-- begin Data excerpts --

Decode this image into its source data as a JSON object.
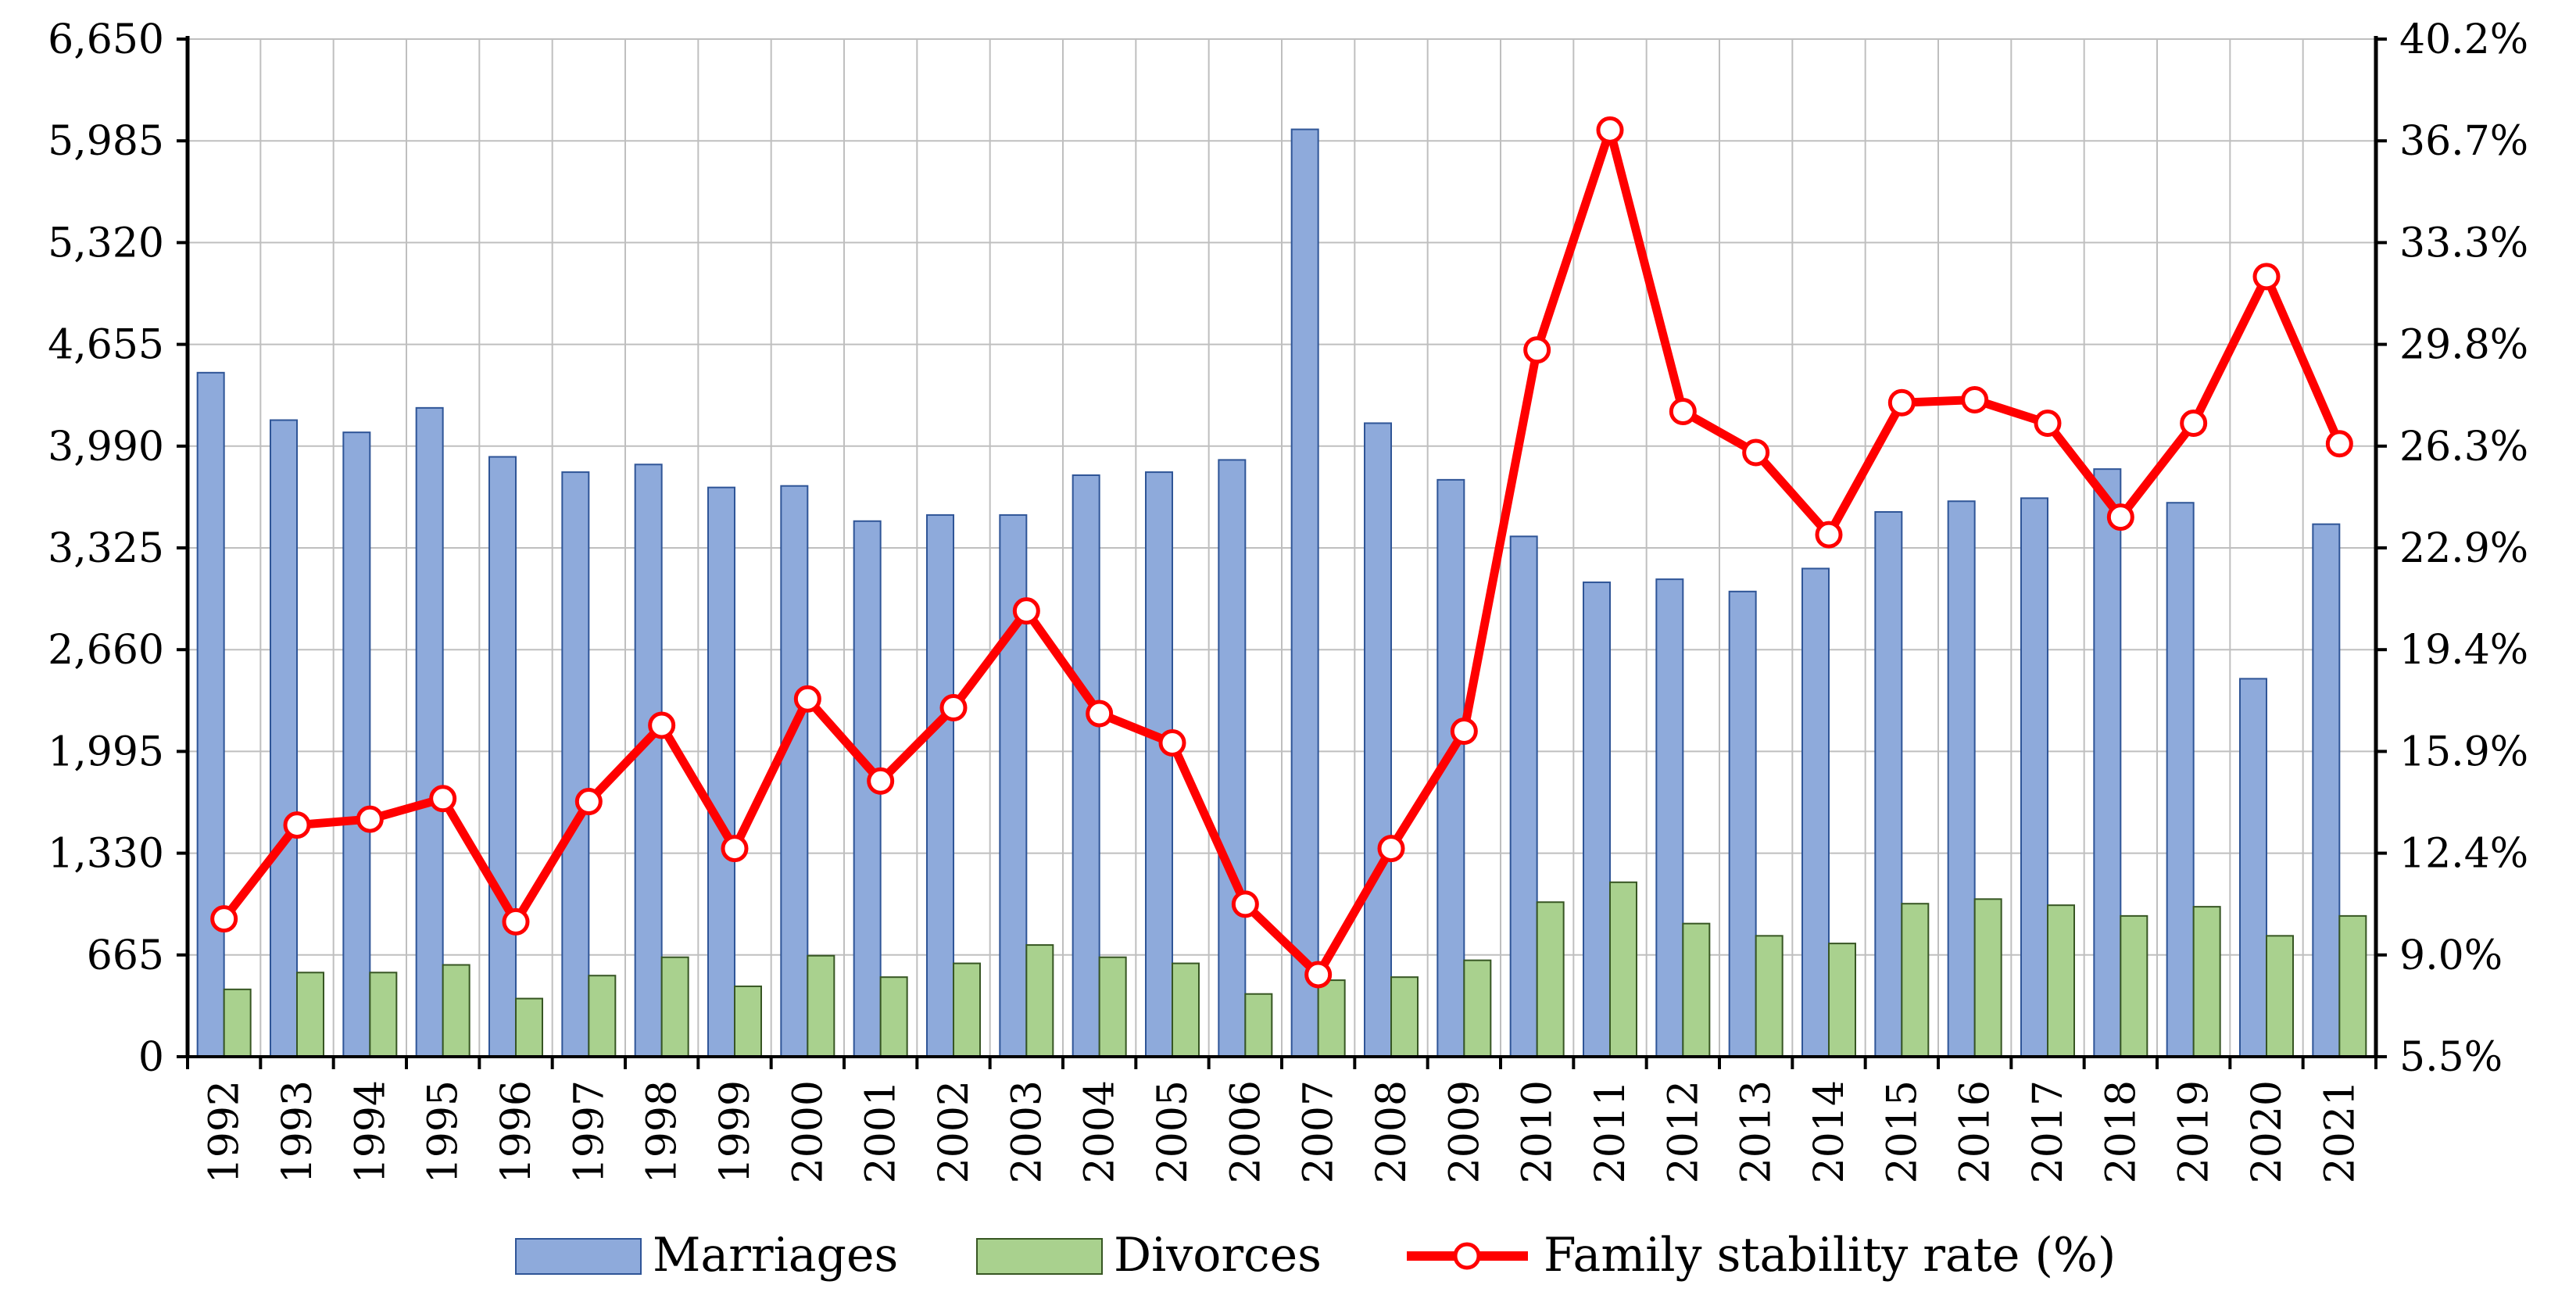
{
  "chart_data": {
    "type": "bar",
    "categories": [
      "1992",
      "1993",
      "1994",
      "1995",
      "1996",
      "1997",
      "1998",
      "1999",
      "2000",
      "2001",
      "2002",
      "2003",
      "2004",
      "2005",
      "2006",
      "2007",
      "2008",
      "2009",
      "2010",
      "2011",
      "2012",
      "2013",
      "2014",
      "2015",
      "2016",
      "2017",
      "2018",
      "2019",
      "2020",
      "2021"
    ],
    "series": [
      {
        "name": "Marriages",
        "type": "bar",
        "axis": "left",
        "color": "#8eaadb",
        "edge": "#2f5597",
        "values": [
          4470,
          4160,
          4080,
          4240,
          3920,
          3820,
          3870,
          3720,
          3730,
          3500,
          3540,
          3540,
          3800,
          3820,
          3900,
          6060,
          4140,
          3770,
          3400,
          3100,
          3120,
          3040,
          3190,
          3560,
          3630,
          3650,
          3840,
          3620,
          2470,
          3480
        ]
      },
      {
        "name": "Divorces",
        "type": "bar",
        "axis": "left",
        "color": "#a9d18e",
        "edge": "#375623",
        "values": [
          440,
          550,
          550,
          600,
          380,
          530,
          650,
          460,
          660,
          520,
          610,
          730,
          650,
          610,
          410,
          500,
          520,
          630,
          1010,
          1140,
          870,
          790,
          740,
          1000,
          1030,
          990,
          920,
          980,
          790,
          920
        ]
      },
      {
        "name": "Family stability rate (%)",
        "type": "line",
        "axis": "right",
        "color": "#ff0000",
        "values": [
          10.2,
          13.4,
          13.6,
          14.3,
          10.1,
          14.2,
          16.8,
          12.6,
          17.7,
          14.9,
          17.4,
          20.7,
          17.2,
          16.2,
          10.7,
          8.3,
          12.6,
          16.6,
          29.6,
          37.1,
          27.5,
          26.1,
          23.3,
          27.8,
          27.9,
          27.1,
          23.9,
          27.1,
          32.1,
          26.4
        ]
      }
    ],
    "y_left": {
      "lim": [
        0,
        6650
      ],
      "ticks": [
        "0",
        "665",
        "1,330",
        "1,995",
        "2,660",
        "3,325",
        "3,990",
        "4,655",
        "5,320",
        "5,985",
        "6,650"
      ]
    },
    "y_right": {
      "lim": [
        5.5,
        40.2
      ],
      "ticks": [
        "5.5%",
        "9.0%",
        "12.4%",
        "15.9%",
        "19.4%",
        "22.9%",
        "26.3%",
        "29.8%",
        "33.3%",
        "36.7%",
        "40.2%"
      ]
    },
    "grid": true,
    "legend_position": "bottom",
    "legend": [
      "Marriages",
      "Divorces",
      "Family stability rate (%)"
    ]
  }
}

-- end Data excerpts --

■ Task description:
Leave the pictures out and print the records above exactly as they stand.

■ Exercise output:
Decode this image into its source data as a JSON object.
{
  "chart_data": {
    "type": "bar",
    "categories": [
      "1992",
      "1993",
      "1994",
      "1995",
      "1996",
      "1997",
      "1998",
      "1999",
      "2000",
      "2001",
      "2002",
      "2003",
      "2004",
      "2005",
      "2006",
      "2007",
      "2008",
      "2009",
      "2010",
      "2011",
      "2012",
      "2013",
      "2014",
      "2015",
      "2016",
      "2017",
      "2018",
      "2019",
      "2020",
      "2021"
    ],
    "series": [
      {
        "name": "Marriages",
        "type": "bar",
        "axis": "left",
        "color": "#8eaadb",
        "edge": "#2f5597",
        "values": [
          4470,
          4160,
          4080,
          4240,
          3920,
          3820,
          3870,
          3720,
          3730,
          3500,
          3540,
          3540,
          3800,
          3820,
          3900,
          6060,
          4140,
          3770,
          3400,
          3100,
          3120,
          3040,
          3190,
          3560,
          3630,
          3650,
          3840,
          3620,
          2470,
          3480
        ]
      },
      {
        "name": "Divorces",
        "type": "bar",
        "axis": "left",
        "color": "#a9d18e",
        "edge": "#375623",
        "values": [
          440,
          550,
          550,
          600,
          380,
          530,
          650,
          460,
          660,
          520,
          610,
          730,
          650,
          610,
          410,
          500,
          520,
          630,
          1010,
          1140,
          870,
          790,
          740,
          1000,
          1030,
          990,
          920,
          980,
          790,
          920
        ]
      },
      {
        "name": "Family stability rate (%)",
        "type": "line",
        "axis": "right",
        "color": "#ff0000",
        "values": [
          10.2,
          13.4,
          13.6,
          14.3,
          10.1,
          14.2,
          16.8,
          12.6,
          17.7,
          14.9,
          17.4,
          20.7,
          17.2,
          16.2,
          10.7,
          8.3,
          12.6,
          16.6,
          29.6,
          37.1,
          27.5,
          26.1,
          23.3,
          27.8,
          27.9,
          27.1,
          23.9,
          27.1,
          32.1,
          26.4
        ]
      }
    ],
    "y_left": {
      "lim": [
        0,
        6650
      ],
      "ticks": [
        "0",
        "665",
        "1,330",
        "1,995",
        "2,660",
        "3,325",
        "3,990",
        "4,655",
        "5,320",
        "5,985",
        "6,650"
      ]
    },
    "y_right": {
      "lim": [
        5.5,
        40.2
      ],
      "ticks": [
        "5.5%",
        "9.0%",
        "12.4%",
        "15.9%",
        "19.4%",
        "22.9%",
        "26.3%",
        "29.8%",
        "33.3%",
        "36.7%",
        "40.2%"
      ]
    },
    "grid": true,
    "legend_position": "bottom",
    "legend": [
      "Marriages",
      "Divorces",
      "Family stability rate (%)"
    ]
  }
}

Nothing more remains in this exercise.